§ ENTRIES PROVIDED
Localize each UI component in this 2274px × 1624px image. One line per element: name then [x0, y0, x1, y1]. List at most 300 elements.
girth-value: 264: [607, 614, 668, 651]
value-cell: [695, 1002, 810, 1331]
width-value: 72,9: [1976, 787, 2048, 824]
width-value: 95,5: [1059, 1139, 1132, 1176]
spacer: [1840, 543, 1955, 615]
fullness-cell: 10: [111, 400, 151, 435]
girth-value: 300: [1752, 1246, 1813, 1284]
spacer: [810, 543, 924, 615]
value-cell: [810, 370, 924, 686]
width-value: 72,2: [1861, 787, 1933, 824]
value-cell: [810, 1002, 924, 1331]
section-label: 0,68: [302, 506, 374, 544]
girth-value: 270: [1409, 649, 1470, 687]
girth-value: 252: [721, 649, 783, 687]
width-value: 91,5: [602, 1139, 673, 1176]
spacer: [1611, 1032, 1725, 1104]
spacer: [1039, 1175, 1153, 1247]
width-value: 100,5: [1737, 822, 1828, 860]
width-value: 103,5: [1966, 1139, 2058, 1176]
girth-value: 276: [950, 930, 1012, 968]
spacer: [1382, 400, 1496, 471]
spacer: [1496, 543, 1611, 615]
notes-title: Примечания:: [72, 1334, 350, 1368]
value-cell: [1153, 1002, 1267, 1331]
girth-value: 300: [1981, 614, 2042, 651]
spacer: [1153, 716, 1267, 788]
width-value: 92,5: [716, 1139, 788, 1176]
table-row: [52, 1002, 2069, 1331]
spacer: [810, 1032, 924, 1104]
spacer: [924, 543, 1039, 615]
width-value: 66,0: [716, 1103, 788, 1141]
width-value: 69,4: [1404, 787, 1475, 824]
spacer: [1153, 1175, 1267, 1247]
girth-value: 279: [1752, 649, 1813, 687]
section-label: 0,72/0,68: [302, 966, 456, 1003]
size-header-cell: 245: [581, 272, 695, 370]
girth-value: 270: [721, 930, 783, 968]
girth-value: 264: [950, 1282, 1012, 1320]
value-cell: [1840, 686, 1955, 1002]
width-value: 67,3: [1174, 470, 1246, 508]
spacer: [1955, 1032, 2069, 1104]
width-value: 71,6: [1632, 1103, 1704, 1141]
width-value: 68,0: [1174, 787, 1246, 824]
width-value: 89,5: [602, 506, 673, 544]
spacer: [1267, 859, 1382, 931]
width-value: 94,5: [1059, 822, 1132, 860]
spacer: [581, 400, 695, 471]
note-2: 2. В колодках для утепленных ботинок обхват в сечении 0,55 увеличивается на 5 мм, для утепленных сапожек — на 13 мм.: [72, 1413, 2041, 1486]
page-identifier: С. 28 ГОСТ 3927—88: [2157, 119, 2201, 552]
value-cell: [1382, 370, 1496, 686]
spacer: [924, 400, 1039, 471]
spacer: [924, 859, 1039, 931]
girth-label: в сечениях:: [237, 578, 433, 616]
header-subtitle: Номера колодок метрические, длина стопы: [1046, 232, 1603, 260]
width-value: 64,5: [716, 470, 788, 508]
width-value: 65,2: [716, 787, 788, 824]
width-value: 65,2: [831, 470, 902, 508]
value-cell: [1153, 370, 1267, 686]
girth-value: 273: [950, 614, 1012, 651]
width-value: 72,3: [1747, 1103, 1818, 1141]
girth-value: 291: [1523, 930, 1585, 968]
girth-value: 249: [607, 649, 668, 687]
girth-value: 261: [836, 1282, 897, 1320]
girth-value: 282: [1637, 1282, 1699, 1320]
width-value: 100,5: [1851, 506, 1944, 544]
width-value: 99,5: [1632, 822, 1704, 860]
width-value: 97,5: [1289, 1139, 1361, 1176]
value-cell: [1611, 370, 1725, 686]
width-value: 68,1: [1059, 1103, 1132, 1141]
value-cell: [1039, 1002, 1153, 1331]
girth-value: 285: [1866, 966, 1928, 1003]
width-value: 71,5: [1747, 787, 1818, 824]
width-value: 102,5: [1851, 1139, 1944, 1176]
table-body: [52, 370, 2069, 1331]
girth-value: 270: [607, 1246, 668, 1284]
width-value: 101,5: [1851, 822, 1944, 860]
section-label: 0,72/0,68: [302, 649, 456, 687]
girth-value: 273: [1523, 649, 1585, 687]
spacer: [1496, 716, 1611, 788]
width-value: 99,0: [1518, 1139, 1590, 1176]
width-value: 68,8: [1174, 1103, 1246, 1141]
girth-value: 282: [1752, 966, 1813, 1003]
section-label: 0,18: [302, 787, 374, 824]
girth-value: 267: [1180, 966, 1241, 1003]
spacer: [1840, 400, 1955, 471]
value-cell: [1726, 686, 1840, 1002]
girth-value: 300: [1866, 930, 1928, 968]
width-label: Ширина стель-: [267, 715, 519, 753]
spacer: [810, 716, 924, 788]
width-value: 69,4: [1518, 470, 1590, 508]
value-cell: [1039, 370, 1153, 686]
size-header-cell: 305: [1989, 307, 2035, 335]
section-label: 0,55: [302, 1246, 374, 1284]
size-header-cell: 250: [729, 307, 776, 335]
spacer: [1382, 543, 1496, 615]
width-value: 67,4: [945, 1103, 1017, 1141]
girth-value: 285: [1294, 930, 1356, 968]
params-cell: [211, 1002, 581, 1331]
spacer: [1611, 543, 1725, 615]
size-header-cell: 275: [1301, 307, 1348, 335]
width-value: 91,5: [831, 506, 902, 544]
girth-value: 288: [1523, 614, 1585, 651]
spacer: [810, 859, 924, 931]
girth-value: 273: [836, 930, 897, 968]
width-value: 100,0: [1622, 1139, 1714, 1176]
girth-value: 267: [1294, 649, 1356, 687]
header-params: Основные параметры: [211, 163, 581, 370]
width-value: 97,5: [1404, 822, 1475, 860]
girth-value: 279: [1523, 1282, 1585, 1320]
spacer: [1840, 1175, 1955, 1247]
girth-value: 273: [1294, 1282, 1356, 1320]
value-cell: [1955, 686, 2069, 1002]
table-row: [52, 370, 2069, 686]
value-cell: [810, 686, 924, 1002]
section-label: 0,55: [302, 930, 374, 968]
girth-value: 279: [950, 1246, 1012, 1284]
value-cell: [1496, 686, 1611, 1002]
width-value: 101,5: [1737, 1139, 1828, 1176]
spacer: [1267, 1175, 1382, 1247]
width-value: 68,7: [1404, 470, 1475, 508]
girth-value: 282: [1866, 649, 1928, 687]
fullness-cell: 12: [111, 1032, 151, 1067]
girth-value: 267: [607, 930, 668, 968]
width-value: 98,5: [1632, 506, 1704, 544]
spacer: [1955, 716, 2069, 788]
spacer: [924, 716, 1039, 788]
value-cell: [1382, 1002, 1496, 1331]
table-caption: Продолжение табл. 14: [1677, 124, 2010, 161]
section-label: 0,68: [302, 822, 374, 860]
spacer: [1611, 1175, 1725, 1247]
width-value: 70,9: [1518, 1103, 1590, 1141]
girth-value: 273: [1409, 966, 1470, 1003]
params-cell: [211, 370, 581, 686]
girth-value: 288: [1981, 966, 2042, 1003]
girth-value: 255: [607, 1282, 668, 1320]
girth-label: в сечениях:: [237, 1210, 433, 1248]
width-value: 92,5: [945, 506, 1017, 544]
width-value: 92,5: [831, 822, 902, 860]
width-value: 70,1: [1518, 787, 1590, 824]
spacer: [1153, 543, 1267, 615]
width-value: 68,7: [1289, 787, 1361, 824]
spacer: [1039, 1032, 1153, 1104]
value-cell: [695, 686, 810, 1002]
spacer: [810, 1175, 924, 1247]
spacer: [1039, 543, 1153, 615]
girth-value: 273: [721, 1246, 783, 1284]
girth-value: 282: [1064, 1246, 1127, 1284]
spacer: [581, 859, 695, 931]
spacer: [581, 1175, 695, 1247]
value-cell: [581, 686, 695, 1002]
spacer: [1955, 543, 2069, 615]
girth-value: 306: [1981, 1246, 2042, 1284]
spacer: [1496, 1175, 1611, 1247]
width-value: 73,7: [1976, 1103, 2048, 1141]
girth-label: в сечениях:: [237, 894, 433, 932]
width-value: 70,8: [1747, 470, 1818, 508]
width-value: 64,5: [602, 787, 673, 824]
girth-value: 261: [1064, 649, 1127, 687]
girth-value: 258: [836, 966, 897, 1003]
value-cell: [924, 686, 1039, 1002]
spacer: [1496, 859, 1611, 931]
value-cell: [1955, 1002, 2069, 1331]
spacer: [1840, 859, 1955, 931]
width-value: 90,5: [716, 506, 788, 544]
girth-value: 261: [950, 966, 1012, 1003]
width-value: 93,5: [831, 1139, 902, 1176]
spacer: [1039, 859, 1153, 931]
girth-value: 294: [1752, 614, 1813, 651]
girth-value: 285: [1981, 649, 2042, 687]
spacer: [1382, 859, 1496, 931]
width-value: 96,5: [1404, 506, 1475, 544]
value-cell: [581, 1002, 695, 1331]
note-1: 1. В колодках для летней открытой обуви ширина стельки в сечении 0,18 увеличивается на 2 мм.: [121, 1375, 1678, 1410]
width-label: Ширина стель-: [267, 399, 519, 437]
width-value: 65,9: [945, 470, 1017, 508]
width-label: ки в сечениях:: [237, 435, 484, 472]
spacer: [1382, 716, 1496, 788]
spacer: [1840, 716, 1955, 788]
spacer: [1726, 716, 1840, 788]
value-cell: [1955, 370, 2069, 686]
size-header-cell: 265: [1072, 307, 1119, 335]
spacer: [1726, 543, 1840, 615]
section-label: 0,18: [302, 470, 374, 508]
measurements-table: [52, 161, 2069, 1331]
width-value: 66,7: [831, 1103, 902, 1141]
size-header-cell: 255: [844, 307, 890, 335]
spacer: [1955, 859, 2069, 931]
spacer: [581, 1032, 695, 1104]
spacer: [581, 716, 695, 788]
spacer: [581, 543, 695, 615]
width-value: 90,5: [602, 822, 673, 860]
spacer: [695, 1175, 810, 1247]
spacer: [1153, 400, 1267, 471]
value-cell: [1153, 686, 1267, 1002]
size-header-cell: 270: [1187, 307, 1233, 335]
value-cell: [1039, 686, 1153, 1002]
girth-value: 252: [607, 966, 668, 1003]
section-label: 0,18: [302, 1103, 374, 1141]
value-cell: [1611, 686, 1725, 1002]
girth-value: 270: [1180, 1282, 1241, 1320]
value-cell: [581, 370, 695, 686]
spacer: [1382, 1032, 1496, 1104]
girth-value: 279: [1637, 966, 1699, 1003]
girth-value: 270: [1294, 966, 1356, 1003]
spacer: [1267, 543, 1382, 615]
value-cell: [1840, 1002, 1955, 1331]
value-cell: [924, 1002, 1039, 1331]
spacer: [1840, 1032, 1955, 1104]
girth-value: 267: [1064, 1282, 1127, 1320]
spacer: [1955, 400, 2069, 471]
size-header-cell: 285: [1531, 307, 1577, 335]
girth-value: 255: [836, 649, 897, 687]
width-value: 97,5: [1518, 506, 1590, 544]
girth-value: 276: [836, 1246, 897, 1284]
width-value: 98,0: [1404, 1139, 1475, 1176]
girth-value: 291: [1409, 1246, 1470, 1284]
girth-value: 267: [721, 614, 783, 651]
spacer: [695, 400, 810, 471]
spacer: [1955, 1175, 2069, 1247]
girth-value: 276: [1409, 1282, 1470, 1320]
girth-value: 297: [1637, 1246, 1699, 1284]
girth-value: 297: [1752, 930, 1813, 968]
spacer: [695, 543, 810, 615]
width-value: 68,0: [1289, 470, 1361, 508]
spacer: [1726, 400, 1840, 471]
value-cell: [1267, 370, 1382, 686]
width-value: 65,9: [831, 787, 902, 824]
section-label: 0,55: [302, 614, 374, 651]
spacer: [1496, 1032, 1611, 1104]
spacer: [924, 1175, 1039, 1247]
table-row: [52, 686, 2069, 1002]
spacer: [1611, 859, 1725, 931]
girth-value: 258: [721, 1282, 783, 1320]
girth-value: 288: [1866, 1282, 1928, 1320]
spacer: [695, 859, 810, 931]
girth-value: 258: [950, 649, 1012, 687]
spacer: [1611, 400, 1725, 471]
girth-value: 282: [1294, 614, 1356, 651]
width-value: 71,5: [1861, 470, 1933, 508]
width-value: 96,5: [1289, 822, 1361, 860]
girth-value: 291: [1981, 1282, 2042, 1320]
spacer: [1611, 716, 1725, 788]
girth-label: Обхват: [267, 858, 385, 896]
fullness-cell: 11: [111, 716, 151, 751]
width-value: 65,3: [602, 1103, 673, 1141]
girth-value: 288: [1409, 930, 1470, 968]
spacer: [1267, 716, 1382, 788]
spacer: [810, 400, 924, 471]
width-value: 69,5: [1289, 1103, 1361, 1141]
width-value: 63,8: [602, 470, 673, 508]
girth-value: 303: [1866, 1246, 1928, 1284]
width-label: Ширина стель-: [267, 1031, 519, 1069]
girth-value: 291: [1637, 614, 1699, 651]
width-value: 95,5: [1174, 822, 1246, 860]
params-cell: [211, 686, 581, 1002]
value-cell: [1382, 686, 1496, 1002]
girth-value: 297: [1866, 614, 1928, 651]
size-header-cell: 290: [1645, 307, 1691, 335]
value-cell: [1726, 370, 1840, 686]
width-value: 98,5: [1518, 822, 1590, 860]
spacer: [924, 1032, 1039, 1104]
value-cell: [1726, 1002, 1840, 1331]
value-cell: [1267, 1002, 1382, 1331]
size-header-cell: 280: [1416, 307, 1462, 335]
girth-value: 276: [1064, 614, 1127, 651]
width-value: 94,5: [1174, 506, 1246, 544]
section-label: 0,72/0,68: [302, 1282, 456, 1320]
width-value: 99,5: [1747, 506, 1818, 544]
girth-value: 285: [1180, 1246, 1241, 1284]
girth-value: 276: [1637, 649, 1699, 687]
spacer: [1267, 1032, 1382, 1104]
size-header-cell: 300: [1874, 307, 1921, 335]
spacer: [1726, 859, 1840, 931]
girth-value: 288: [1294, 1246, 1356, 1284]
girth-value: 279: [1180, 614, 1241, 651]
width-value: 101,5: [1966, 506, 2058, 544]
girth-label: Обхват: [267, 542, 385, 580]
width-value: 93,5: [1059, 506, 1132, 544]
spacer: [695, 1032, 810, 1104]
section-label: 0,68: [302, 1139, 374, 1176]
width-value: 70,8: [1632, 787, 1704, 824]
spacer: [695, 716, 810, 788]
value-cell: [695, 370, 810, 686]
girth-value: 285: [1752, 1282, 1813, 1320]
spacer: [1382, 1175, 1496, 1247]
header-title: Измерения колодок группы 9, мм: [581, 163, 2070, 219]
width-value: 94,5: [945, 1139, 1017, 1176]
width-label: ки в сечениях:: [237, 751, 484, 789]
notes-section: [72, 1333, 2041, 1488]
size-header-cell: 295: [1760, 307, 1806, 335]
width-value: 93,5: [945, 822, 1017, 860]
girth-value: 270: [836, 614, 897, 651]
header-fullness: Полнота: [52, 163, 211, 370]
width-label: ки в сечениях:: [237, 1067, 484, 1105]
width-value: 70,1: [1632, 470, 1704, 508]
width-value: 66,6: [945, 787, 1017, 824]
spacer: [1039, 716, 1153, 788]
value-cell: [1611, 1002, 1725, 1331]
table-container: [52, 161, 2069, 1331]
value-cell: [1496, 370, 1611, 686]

§ WRITTEN INSTRUCTION
Retype the records word for word, from the first line through the line that holds "width-value: 69,4: [1404, 787, 1475, 824]", including both.

§ CORRECT OUTPUT
Localize each UI component in this 2274px × 1624px image. One line per element: name then [x0, y0, x1, y1]. List at most 300 elements.
girth-value: 264: [607, 614, 668, 651]
value-cell: [695, 1002, 810, 1331]
width-value: 72,9: [1976, 787, 2048, 824]
width-value: 95,5: [1059, 1139, 1132, 1176]
spacer: [1840, 543, 1955, 615]
fullness-cell: 10: [111, 400, 151, 435]
girth-value: 300: [1752, 1246, 1813, 1284]
spacer: [810, 543, 924, 615]
value-cell: [810, 370, 924, 686]
width-value: 72,2: [1861, 787, 1933, 824]
value-cell: [810, 1002, 924, 1331]
section-label: 0,68: [302, 506, 374, 544]
girth-value: 270: [1409, 649, 1470, 687]
girth-value: 252: [721, 649, 783, 687]
width-value: 91,5: [602, 1139, 673, 1176]
spacer: [1611, 1032, 1725, 1104]
spacer: [1039, 1175, 1153, 1247]
width-value: 100,5: [1737, 822, 1828, 860]
width-value: 103,5: [1966, 1139, 2058, 1176]
girth-value: 276: [950, 930, 1012, 968]
spacer: [1382, 400, 1496, 471]
spacer: [1496, 543, 1611, 615]
notes-title: Примечания:: [72, 1334, 350, 1368]
value-cell: [1153, 1002, 1267, 1331]
girth-value: 300: [1981, 614, 2042, 651]
spacer: [1153, 716, 1267, 788]
width-value: 92,5: [716, 1139, 788, 1176]
table-row: [52, 1002, 2069, 1331]
spacer: [810, 1032, 924, 1104]
spacer: [924, 543, 1039, 615]
width-value: 66,0: [716, 1103, 788, 1141]
width-value: 69,4: [1404, 787, 1475, 824]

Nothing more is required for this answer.